■ Task brief
Copy out each line of the material in which the word "personality" appears.

■ Rows
○ ○ ○ ○

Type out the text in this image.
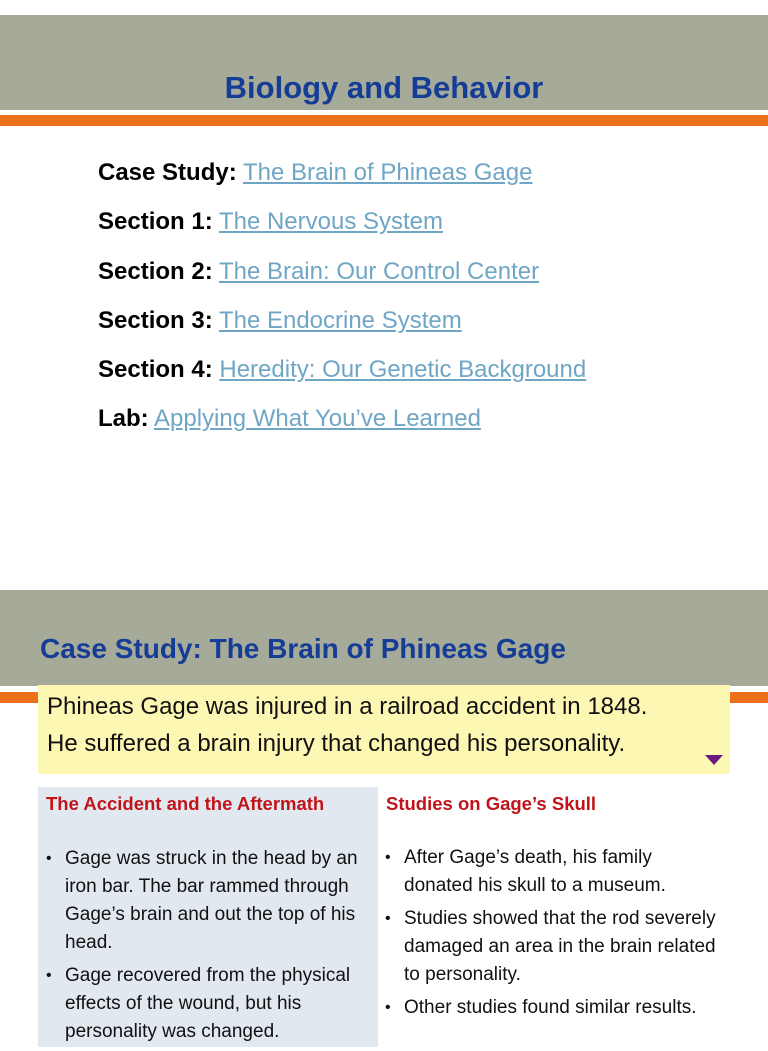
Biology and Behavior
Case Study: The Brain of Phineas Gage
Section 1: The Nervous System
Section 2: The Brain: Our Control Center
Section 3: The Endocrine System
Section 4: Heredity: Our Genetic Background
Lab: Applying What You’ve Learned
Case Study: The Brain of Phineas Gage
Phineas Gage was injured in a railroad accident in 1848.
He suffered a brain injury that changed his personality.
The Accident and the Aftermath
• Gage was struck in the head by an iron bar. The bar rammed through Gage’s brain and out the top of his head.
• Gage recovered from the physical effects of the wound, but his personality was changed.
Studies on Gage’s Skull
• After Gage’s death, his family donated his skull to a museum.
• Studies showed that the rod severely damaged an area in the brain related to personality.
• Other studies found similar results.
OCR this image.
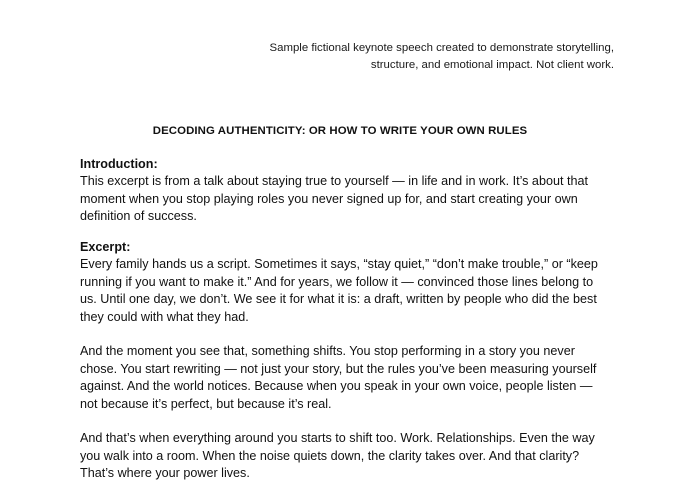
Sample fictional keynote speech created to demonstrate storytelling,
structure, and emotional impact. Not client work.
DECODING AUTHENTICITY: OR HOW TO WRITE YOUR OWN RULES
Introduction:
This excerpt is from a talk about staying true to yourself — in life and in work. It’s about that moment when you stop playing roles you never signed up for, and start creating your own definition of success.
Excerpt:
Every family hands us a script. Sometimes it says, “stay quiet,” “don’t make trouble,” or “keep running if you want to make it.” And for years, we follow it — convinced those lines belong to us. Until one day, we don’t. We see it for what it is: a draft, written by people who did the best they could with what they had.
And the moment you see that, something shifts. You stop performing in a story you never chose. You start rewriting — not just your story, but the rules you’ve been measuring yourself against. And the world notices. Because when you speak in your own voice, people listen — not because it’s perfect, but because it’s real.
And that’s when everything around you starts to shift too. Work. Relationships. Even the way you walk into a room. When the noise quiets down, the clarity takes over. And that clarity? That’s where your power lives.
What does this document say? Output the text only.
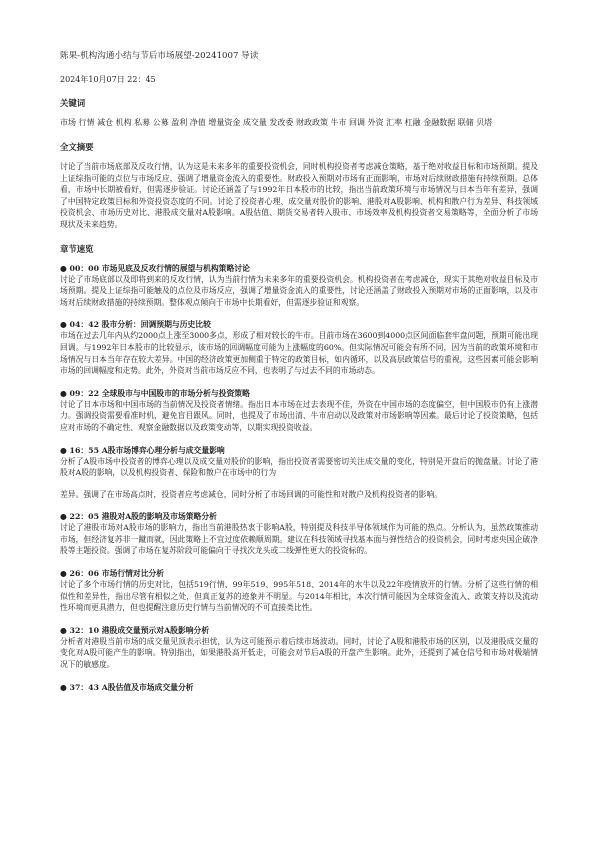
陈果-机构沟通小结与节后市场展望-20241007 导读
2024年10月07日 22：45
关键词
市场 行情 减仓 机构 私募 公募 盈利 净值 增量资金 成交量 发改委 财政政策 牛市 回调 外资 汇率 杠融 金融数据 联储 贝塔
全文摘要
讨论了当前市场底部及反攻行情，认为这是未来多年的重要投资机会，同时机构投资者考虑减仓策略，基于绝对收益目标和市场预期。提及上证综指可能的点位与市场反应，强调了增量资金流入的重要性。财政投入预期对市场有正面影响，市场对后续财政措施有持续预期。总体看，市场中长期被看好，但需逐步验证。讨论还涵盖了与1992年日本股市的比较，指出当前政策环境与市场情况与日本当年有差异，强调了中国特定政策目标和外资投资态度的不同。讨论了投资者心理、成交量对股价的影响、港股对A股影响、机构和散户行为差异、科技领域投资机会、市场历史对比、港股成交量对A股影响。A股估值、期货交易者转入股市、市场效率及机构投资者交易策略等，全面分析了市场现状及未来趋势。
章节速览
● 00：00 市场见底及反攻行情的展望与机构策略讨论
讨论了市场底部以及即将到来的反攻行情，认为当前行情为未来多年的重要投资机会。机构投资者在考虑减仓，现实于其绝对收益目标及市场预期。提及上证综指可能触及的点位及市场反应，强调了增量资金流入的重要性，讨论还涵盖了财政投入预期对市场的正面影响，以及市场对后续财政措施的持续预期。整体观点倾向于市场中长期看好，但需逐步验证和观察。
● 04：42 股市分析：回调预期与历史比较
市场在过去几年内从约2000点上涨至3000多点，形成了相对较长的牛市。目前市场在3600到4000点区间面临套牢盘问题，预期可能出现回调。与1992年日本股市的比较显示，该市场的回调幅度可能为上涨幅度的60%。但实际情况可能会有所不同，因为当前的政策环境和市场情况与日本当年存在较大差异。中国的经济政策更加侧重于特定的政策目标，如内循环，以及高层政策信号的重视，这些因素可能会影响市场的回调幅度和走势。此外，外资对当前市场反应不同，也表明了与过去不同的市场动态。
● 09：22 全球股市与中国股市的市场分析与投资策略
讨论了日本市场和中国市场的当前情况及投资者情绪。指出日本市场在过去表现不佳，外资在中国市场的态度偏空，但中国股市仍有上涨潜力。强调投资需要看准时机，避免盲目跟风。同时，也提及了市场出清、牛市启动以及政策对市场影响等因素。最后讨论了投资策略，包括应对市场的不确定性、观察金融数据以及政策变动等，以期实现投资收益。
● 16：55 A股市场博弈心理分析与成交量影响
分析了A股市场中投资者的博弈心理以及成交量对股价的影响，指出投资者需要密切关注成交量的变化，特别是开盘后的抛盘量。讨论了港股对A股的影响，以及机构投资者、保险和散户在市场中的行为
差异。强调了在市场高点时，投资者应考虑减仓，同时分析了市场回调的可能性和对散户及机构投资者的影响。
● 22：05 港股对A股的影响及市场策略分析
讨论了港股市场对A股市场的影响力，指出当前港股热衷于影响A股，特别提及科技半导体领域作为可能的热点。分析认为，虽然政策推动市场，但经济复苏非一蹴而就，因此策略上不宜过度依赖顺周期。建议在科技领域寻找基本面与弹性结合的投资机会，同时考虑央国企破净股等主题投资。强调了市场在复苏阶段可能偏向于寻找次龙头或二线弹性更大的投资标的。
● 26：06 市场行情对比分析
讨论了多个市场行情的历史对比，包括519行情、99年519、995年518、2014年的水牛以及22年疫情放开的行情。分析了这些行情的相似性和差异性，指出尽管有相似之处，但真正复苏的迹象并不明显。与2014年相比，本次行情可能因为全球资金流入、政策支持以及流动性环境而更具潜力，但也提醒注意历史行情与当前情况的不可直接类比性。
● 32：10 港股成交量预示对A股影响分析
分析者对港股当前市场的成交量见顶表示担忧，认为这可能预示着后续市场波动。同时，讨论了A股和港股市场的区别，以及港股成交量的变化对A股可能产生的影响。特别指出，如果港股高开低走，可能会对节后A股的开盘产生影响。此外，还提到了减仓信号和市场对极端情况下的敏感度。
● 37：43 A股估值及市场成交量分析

○ ○ ○ ○

■ Written reply
He suffered a brain injury that changed his personality.
• Gage recovered from the physical effects of the wound, but his personality was changed.
• Studies showed that the rod severely damaged an area in the brain related to personality.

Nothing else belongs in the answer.